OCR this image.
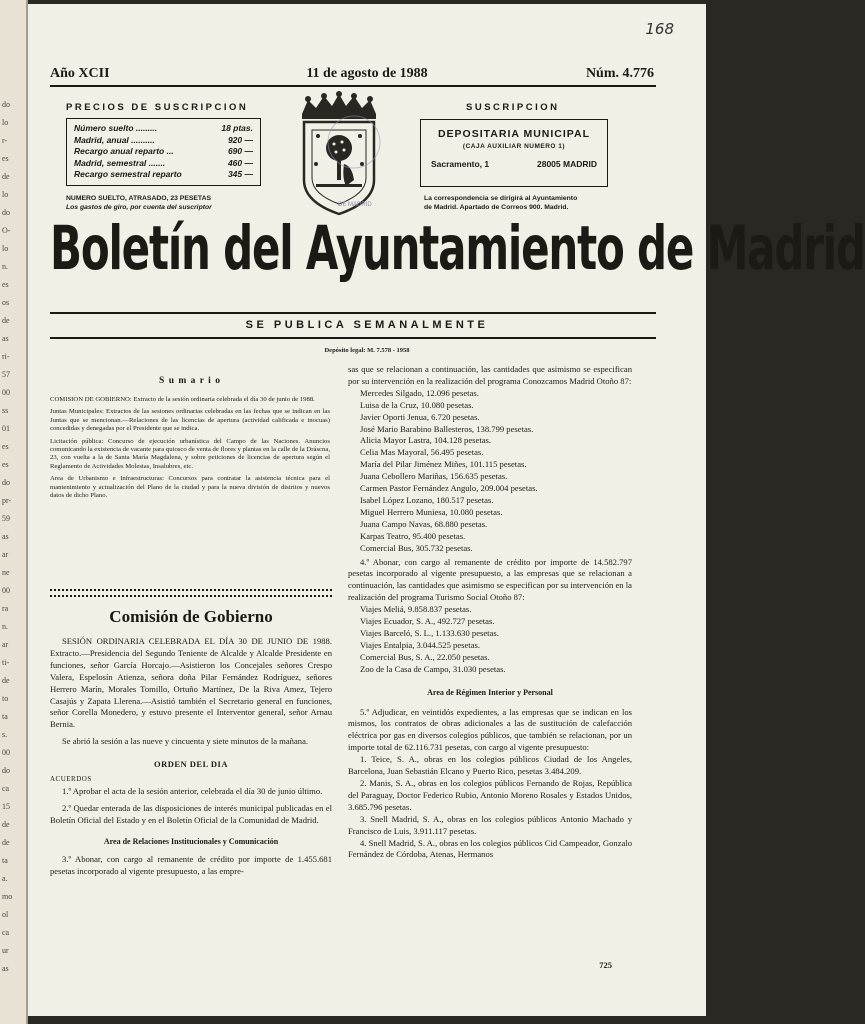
do
lo
r-
es
de
lo
do
O-
lo
n.
es
os
de
as
ri-
57
00
ss
01
es
es
do
pr-
59
as
ar
ne
00
ra
n.
ar
ti-
de
to
ta
s.
00
do
ca
15
de
de
ta
a.
mo
ol
ca
ur
as
168
Año XCII	11 de agosto de 1988	Núm. 4.776
PRECIOS DE SUSCRIPCION
Número suelto .........	18 ptas.
Madrid, anual ..........	920 —
Recargo anual reparto ...	690 —
Madrid, semestral .......	460 —
Recargo semestral reparto	345 —
NUMERO SUELTO, ATRASADO, 23 PESETAS
Los gastos de giro, por cuenta del suscriptor	DE MADRID
SUSCRIPCION
DEPOSITARIA MUNICIPAL
(CAJA AUXILIAR NUMERO 1)
Sacramento, 1	28005 MADRID
La correspondencia se dirigirá al Ayuntamiento
de Madrid. Apartado de Correos 900. Madrid.
Boletín del Ayuntamiento de Madrid
SE PUBLICA SEMANALMENTE
Depósito legal: M. 7.578 - 1958
S u m a r i o

COMISION DE GOBIERNO: Extracto de la sesión ordinaria celebrada el día 30 de junio de 1988.

Juntas Municipales: Extractos de las sesiones ordinarias celebradas en las fechas que se indican en las Juntas que se mencionan.—Relaciones de las licencias de apertura (actividad calificada e inocuas) concedidas y denegadas por el Presidente que se indica.

Licitación pública: Concurso de ejecución urbanística del Campo de las Naciones. Anuncios comunicando la existencia de vacante para quiosco de venta de flores y plantas en la calle de la Dráscna, 23, con vuelta a la de Santa María Magdalena, y sobre peticiones de licencias de apertura según el Reglamento de Actividades Molestas, Insalubres, etc.

Area de Urbanismo e Infraestructuras: Concursos para contratar la asistencia técnica para el mantenimiento y actualización del Plano de la ciudad y para la nueva división de distritos y nuevos datos de dicho Plano.

Comisión de Gobierno

SESIÓN ORDINARIA CELEBRADA EL DÍA 30 DE JUNIO DE 1988. Extracto.—Presidencia del Segundo Teniente de Alcalde y Alcalde Presidente en funciones, señor García Horcajo.—Asistieron los Concejales señores Crespo Valera, Espelosín Atienza, señora doña Pilar Fernández Rodríguez, señores Herrero Marín, Morales Tomillo, Ortuño Martínez, De la Riva Amez, Tejero Casajús y Zapata Llerena.—Asistió también el Secretario general en funciones, señor Corella Monedero, y estuvo presente el Interventor general, señor Arnau Bernia.

Se abrió la sesión a las nueve y cincuenta y siete minutos de la mañana.

ORDEN DEL DIA
ACUERDOS

1.º Aprobar el acta de la sesión anterior, celebrada el día 30 de junio último.

2.º Quedar enterada de las disposiciones de interés municipal publicadas en el Boletín Oficial del Estado y en el Boletín Oficial de la Comunidad de Madrid.

Area de Relaciones Institucionales y Comunicación

3.º Abonar, con cargo al remanente de crédito por importe de 1.455.681 pesetas incorporado al vigente presupuesto, a las empre-

sas que se relacionan a continuación, las cantidades que asimismo se especifican por su intervención en la realización del programa Conozcamos Madrid Otoño 87:

Mercedes Silgado, 12.096 pesetas.
Luisa de la Cruz, 10.080 pesetas.
Javier Oporti Jenua, 6.720 pesetas.
José Mario Barabino Ballesteros, 138.799 pesetas.
Alicia Mayor Lastra, 104.128 pesetas.
Celia Mas Mayoral, 56.495 pesetas.
María del Pilar Jiménez Miñes, 101.115 pesetas.
Juana Cebollero Mariñas, 156.635 pesetas.
Carmen Pastor Fernández Angulo, 209.004 pesetas.
Isabel López Lozano, 180.517 pesetas.
Miguel Herrero Muniesa, 10.080 pesetas.
Juana Campo Navas, 68.880 pesetas.
Karpas Teatro, 95.400 pesetas.
Comercial Bus, 305.732 pesetas.

4.º Abonar, con cargo al remanente de crédito por importe de 14.582.797 pesetas incorporado al vigente presupuesto, a las empresas que se relacionan a continuación, las cantidades que asimismo se especifican por su intervención en la realización del programa Turismo Social Otoño 87:

Viajes Meliá, 9.858.837 pesetas.
Viajes Ecuador, S. A., 492.727 pesetas.
Viajes Barceló, S. L., 1.133.630 pesetas.
Viajes Entalpia, 3.044.525 pesetas.
Comercial Bus, S. A., 22.050 pesetas.
Zoo de la Casa de Campo, 31.030 pesetas.
Area de Régimen Interior y Personal

5.º Adjudicar, en veintidós expedientes, a las empresas que se indican en los mismos, los contratos de obras adicionales a las de sustitución de calefacción eléctrica por gas en diversos colegios públicos, que también se relacionan, por un importe total de 62.116.731 pesetas, con cargo al vigente presupuesto:

1. Teice, S. A., obras en los colegios públicos Ciudad de los Angeles, Barcelona, Juan Sebastián Elcano y Puerto Rico, pesetas 3.484.209.

2. Manis, S. A., obras en los colegios públicos Fernando de Rojas, República del Paraguay, Doctor Federico Rubio, Antonio Moreno Rosales y Estados Unidos, 3.685.796 pesetas.

3. Snell Madrid, S. A., obras en los colegios públicos Antonio Machado y Francisco de Luis, 3.911.117 pesetas.

4. Snell Madrid, S. A., obras en los colegios públicos Cid Campeador, Gonzalo Fernández de Córdoba, Atenas, Hermanos

725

═══

Repeat each entry exactly as it appears; skip any picture.

OCR this image.
do
lo
r-
es
de
lo
do
O-
lo
n.
es
os
de
as
ri-
57
00
ss
01
es
es
do
pr-
59
as
ar
ne
00
ra
n.
ar
ti-
de
to
ta
s.
00
do
ca
15
de
de
ta
a.
mo
ol
ca
ur
as
168
Año XCII	11 de agosto de 1988	Núm. 4.776
PRECIOS DE SUSCRIPCION
Número suelto .........	18 ptas.
Madrid, anual ..........	920 —
Recargo anual reparto ...	690 —
Madrid, semestral .......	460 —
Recargo semestral reparto	345 —
NUMERO SUELTO, ATRASADO, 23 PESETAS
Los gastos de giro, por cuenta del suscriptor	DE MADRID
SUSCRIPCION
DEPOSITARIA MUNICIPAL
(CAJA AUXILIAR NUMERO 1)
Sacramento, 1	28005 MADRID
La correspondencia se dirigirá al Ayuntamiento
de Madrid. Apartado de Correos 900. Madrid.
Boletín del Ayuntamiento de Madrid
SE PUBLICA SEMANALMENTE
Depósito legal: M. 7.578 - 1958
S u m a r i o

COMISION DE GOBIERNO: Extracto de la sesión ordinaria celebrada el día 30 de junio de 1988.

Juntas Municipales: Extractos de las sesiones ordinarias celebradas en las fechas que se indican en las Juntas que se mencionan.—Relaciones de las licencias de apertura (actividad calificada e inocuas) concedidas y denegadas por el Presidente que se indica.

Licitación pública: Concurso de ejecución urbanística del Campo de las Naciones. Anuncios comunicando la existencia de vacante para quiosco de venta de flores y plantas en la calle de la Dráscna, 23, con vuelta a la de Santa María Magdalena, y sobre peticiones de licencias de apertura según el Reglamento de Actividades Molestas, Insalubres, etc.

Area de Urbanismo e Infraestructuras: Concursos para contratar la asistencia técnica para el mantenimiento y actualización del Plano de la ciudad y para la nueva división de distritos y nuevos datos de dicho Plano.

Comisión de Gobierno

SESIÓN ORDINARIA CELEBRADA EL DÍA 30 DE JUNIO DE 1988. Extracto.—Presidencia del Segundo Teniente de Alcalde y Alcalde Presidente en funciones, señor García Horcajo.—Asistieron los Concejales señores Crespo Valera, Espelosín Atienza, señora doña Pilar Fernández Rodríguez, señores Herrero Marín, Morales Tomillo, Ortuño Martínez, De la Riva Amez, Tejero Casajús y Zapata Llerena.—Asistió también el Secretario general en funciones, señor Corella Monedero, y estuvo presente el Interventor general, señor Arnau Bernia.

Se abrió la sesión a las nueve y cincuenta y siete minutos de la mañana.

ORDEN DEL DIA
ACUERDOS

1.º Aprobar el acta de la sesión anterior, celebrada el día 30 de junio último.

2.º Quedar enterada de las disposiciones de interés municipal publicadas en el Boletín Oficial del Estado y en el Boletín Oficial de la Comunidad de Madrid.

Area de Relaciones Institucionales y Comunicación

3.º Abonar, con cargo al remanente de crédito por importe de 1.455.681 pesetas incorporado al vigente presupuesto, a las empre-

sas que se relacionan a continuación, las cantidades que asimismo se especifican por su intervención en la realización del programa Conozcamos Madrid Otoño 87:

Mercedes Silgado, 12.096 pesetas.
Luisa de la Cruz, 10.080 pesetas.
Javier Oporti Jenua, 6.720 pesetas.
José Mario Barabino Ballesteros, 138.799 pesetas.
Alicia Mayor Lastra, 104.128 pesetas.
Celia Mas Mayoral, 56.495 pesetas.
María del Pilar Jiménez Miñes, 101.115 pesetas.
Juana Cebollero Mariñas, 156.635 pesetas.
Carmen Pastor Fernández Angulo, 209.004 pesetas.
Isabel López Lozano, 180.517 pesetas.
Miguel Herrero Muniesa, 10.080 pesetas.
Juana Campo Navas, 68.880 pesetas.
Karpas Teatro, 95.400 pesetas.
Comercial Bus, 305.732 pesetas.

4.º Abonar, con cargo al remanente de crédito por importe de 14.582.797 pesetas incorporado al vigente presupuesto, a las empresas que se relacionan a continuación, las cantidades que asimismo se especifican por su intervención en la realización del programa Turismo Social Otoño 87:

Viajes Meliá, 9.858.837 pesetas.
Viajes Ecuador, S. A., 492.727 pesetas.
Viajes Barceló, S. L., 1.133.630 pesetas.
Viajes Entalpia, 3.044.525 pesetas.
Comercial Bus, S. A., 22.050 pesetas.
Zoo de la Casa de Campo, 31.030 pesetas.
Area de Régimen Interior y Personal

5.º Adjudicar, en veintidós expedientes, a las empresas que se indican en los mismos, los contratos de obras adicionales a las de sustitución de calefacción eléctrica por gas en diversos colegios públicos, que también se relacionan, por un importe total de 62.116.731 pesetas, con cargo al vigente presupuesto:

1. Teice, S. A., obras en los colegios públicos Ciudad de los Angeles, Barcelona, Juan Sebastián Elcano y Puerto Rico, pesetas 3.484.209.

2. Manis, S. A., obras en los colegios públicos Fernando de Rojas, República del Paraguay, Doctor Federico Rubio, Antonio Moreno Rosales y Estados Unidos, 3.685.796 pesetas.

3. Snell Madrid, S. A., obras en los colegios públicos Antonio Machado y Francisco de Luis, 3.911.117 pesetas.

4. Snell Madrid, S. A., obras en los colegios públicos Cid Campeador, Gonzalo Fernández de Córdoba, Atenas, Hermanos

725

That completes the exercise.